— Start Information provided —

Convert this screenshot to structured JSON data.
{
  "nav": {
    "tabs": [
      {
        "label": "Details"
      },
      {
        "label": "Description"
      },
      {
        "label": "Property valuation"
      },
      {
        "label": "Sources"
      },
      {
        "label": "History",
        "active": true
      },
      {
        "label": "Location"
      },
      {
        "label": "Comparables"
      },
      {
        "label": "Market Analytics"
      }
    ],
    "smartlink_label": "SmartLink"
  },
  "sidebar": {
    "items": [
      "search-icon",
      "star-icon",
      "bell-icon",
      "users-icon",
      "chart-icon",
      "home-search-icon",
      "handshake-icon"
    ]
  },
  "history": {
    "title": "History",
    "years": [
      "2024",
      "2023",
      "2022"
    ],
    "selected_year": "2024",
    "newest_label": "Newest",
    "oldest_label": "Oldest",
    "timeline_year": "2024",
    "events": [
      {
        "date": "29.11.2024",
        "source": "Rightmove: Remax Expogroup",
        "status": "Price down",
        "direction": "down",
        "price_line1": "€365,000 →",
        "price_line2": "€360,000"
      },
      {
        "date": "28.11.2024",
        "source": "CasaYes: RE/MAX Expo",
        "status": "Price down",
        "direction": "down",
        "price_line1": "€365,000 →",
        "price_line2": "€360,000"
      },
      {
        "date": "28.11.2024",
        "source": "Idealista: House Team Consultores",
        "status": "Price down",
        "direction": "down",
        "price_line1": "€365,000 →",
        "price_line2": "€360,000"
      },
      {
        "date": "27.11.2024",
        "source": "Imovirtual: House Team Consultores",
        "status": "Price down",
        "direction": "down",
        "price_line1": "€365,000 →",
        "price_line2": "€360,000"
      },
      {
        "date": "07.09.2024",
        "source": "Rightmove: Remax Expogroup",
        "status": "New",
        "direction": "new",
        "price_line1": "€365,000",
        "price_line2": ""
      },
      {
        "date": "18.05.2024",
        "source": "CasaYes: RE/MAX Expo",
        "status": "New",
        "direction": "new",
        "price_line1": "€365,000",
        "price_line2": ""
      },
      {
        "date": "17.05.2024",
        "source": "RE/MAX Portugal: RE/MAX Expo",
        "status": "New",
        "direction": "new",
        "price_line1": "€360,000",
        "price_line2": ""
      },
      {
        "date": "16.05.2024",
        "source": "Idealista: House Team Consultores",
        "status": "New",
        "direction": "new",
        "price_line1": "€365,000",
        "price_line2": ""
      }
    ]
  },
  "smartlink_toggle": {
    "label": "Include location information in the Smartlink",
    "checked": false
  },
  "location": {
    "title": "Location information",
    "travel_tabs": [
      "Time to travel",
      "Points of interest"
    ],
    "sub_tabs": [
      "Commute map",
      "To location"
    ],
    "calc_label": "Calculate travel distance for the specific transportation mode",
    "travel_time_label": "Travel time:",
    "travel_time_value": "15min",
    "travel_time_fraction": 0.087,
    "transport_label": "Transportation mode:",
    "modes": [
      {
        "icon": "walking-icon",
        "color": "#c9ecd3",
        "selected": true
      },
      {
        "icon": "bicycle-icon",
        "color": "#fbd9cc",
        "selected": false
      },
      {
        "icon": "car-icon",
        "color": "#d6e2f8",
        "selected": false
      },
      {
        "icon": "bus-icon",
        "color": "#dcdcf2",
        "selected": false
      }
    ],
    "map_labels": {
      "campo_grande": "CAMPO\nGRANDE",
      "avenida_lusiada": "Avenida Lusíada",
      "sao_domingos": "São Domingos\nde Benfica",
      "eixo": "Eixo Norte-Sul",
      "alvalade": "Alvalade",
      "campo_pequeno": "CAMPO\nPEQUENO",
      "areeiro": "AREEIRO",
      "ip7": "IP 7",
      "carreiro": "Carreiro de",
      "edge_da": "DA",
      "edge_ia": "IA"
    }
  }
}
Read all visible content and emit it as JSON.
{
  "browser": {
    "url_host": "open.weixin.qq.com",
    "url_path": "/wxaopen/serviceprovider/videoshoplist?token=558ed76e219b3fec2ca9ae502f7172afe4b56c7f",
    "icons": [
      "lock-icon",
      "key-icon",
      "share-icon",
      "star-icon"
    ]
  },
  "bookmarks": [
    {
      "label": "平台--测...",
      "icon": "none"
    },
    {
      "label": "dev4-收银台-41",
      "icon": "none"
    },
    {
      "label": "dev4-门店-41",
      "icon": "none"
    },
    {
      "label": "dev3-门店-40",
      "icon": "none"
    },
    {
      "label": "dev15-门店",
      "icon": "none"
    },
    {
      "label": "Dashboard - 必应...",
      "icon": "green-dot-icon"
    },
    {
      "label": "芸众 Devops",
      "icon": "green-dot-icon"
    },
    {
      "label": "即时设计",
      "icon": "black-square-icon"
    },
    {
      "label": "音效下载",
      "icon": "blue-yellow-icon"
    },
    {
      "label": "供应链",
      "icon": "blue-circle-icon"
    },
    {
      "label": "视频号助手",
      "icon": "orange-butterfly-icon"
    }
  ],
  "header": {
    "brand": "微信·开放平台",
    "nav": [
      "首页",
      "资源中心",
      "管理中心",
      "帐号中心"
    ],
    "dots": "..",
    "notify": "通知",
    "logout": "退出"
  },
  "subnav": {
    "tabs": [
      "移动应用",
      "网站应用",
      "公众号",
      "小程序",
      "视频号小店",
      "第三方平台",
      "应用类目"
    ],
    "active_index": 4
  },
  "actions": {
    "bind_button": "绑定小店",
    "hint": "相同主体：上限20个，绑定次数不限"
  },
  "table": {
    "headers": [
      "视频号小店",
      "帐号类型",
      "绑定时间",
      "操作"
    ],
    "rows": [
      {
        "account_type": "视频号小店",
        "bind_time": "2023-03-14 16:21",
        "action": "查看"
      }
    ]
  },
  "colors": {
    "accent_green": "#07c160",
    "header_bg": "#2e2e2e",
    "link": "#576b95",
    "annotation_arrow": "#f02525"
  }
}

— End Information provided —

[Given exercise]: Your task is to repeat every entry exactly.

[Solution to the problem]:
Convert this screenshot to structured JSON data.
{
  "nav": {
    "tabs": [
      {
        "label": "Details"
      },
      {
        "label": "Description"
      },
      {
        "label": "Property valuation"
      },
      {
        "label": "Sources"
      },
      {
        "label": "History",
        "active": true
      },
      {
        "label": "Location"
      },
      {
        "label": "Comparables"
      },
      {
        "label": "Market Analytics"
      }
    ],
    "smartlink_label": "SmartLink"
  },
  "sidebar": {
    "items": [
      "search-icon",
      "star-icon",
      "bell-icon",
      "users-icon",
      "chart-icon",
      "home-search-icon",
      "handshake-icon"
    ]
  },
  "history": {
    "title": "History",
    "years": [
      "2024",
      "2023",
      "2022"
    ],
    "selected_year": "2024",
    "newest_label": "Newest",
    "oldest_label": "Oldest",
    "timeline_year": "2024",
    "events": [
      {
        "date": "29.11.2024",
        "source": "Rightmove: Remax Expogroup",
        "status": "Price down",
        "direction": "down",
        "price_line1": "€365,000 →",
        "price_line2": "€360,000"
      },
      {
        "date": "28.11.2024",
        "source": "CasaYes: RE/MAX Expo",
        "status": "Price down",
        "direction": "down",
        "price_line1": "€365,000 →",
        "price_line2": "€360,000"
      },
      {
        "date": "28.11.2024",
        "source": "Idealista: House Team Consultores",
        "status": "Price down",
        "direction": "down",
        "price_line1": "€365,000 →",
        "price_line2": "€360,000"
      },
      {
        "date": "27.11.2024",
        "source": "Imovirtual: House Team Consultores",
        "status": "Price down",
        "direction": "down",
        "price_line1": "€365,000 →",
        "price_line2": "€360,000"
      },
      {
        "date": "07.09.2024",
        "source": "Rightmove: Remax Expogroup",
        "status": "New",
        "direction": "new",
        "price_line1": "€365,000",
        "price_line2": ""
      },
      {
        "date": "18.05.2024",
        "source": "CasaYes: RE/MAX Expo",
        "status": "New",
        "direction": "new",
        "price_line1": "€365,000",
        "price_line2": ""
      },
      {
        "date": "17.05.2024",
        "source": "RE/MAX Portugal: RE/MAX Expo",
        "status": "New",
        "direction": "new",
        "price_line1": "€360,000",
        "price_line2": ""
      },
      {
        "date": "16.05.2024",
        "source": "Idealista: House Team Consultores",
        "status": "New",
        "direction": "new",
        "price_line1": "€365,000",
        "price_line2": ""
      }
    ]
  },
  "smartlink_toggle": {
    "label": "Include location information in the Smartlink",
    "checked": false
  },
  "location": {
    "title": "Location information",
    "travel_tabs": [
      "Time to travel",
      "Points of interest"
    ],
    "sub_tabs": [
      "Commute map",
      "To location"
    ],
    "calc_label": "Calculate travel distance for the specific transportation mode",
    "travel_time_label": "Travel time:",
    "travel_time_value": "15min",
    "travel_time_fraction": 0.087,
    "transport_label": "Transportation mode:",
    "modes": [
      {
        "icon": "walking-icon",
        "color": "#c9ecd3",
        "selected": true
      },
      {
        "icon": "bicycle-icon",
        "color": "#fbd9cc",
        "selected": false
      },
      {
        "icon": "car-icon",
        "color": "#d6e2f8",
        "selected": false
      },
      {
        "icon": "bus-icon",
        "color": "#dcdcf2",
        "selected": false
      }
    ],
    "map_labels": {
      "campo_grande": "CAMPO\nGRANDE",
      "avenida_lusiada": "Avenida Lusíada",
      "sao_domingos": "São Domingos\nde Benfica",
      "eixo": "Eixo Norte-Sul",
      "alvalade": "Alvalade",
      "campo_pequeno": "CAMPO\nPEQUENO",
      "areeiro": "AREEIRO",
      "ip7": "IP 7",
      "carreiro": "Carreiro de",
      "edge_da": "DA",
      "edge_ia": "IA"
    }
  }
}
Read all visible content and emit it as JSON.
{
  "browser": {
    "url_host": "open.weixin.qq.com",
    "url_path": "/wxaopen/serviceprovider/videoshoplist?token=558ed76e219b3fec2ca9ae502f7172afe4b56c7f",
    "icons": [
      "lock-icon",
      "key-icon",
      "share-icon",
      "star-icon"
    ]
  },
  "bookmarks": [
    {
      "label": "平台--测...",
      "icon": "none"
    },
    {
      "label": "dev4-收银台-41",
      "icon": "none"
    },
    {
      "label": "dev4-门店-41",
      "icon": "none"
    },
    {
      "label": "dev3-门店-40",
      "icon": "none"
    },
    {
      "label": "dev15-门店",
      "icon": "none"
    },
    {
      "label": "Dashboard - 必应...",
      "icon": "green-dot-icon"
    },
    {
      "label": "芸众 Devops",
      "icon": "green-dot-icon"
    },
    {
      "label": "即时设计",
      "icon": "black-square-icon"
    },
    {
      "label": "音效下载",
      "icon": "blue-yellow-icon"
    },
    {
      "label": "供应链",
      "icon": "blue-circle-icon"
    },
    {
      "label": "视频号助手",
      "icon": "orange-butterfly-icon"
    }
  ],
  "header": {
    "brand": "微信·开放平台",
    "nav": [
      "首页",
      "资源中心",
      "管理中心",
      "帐号中心"
    ],
    "dots": "..",
    "notify": "通知",
    "logout": "退出"
  },
  "subnav": {
    "tabs": [
      "移动应用",
      "网站应用",
      "公众号",
      "小程序",
      "视频号小店",
      "第三方平台",
      "应用类目"
    ],
    "active_index": 4
  },
  "actions": {
    "bind_button": "绑定小店",
    "hint": "相同主体：上限20个，绑定次数不限"
  },
  "table": {
    "headers": [
      "视频号小店",
      "帐号类型",
      "绑定时间",
      "操作"
    ],
    "rows": [
      {
        "account_type": "视频号小店",
        "bind_time": "2023-03-14 16:21",
        "action": "查看"
      }
    ]
  },
  "colors": {
    "accent_green": "#07c160",
    "header_bg": "#2e2e2e",
    "link": "#576b95",
    "annotation_arrow": "#f02525"
  }
}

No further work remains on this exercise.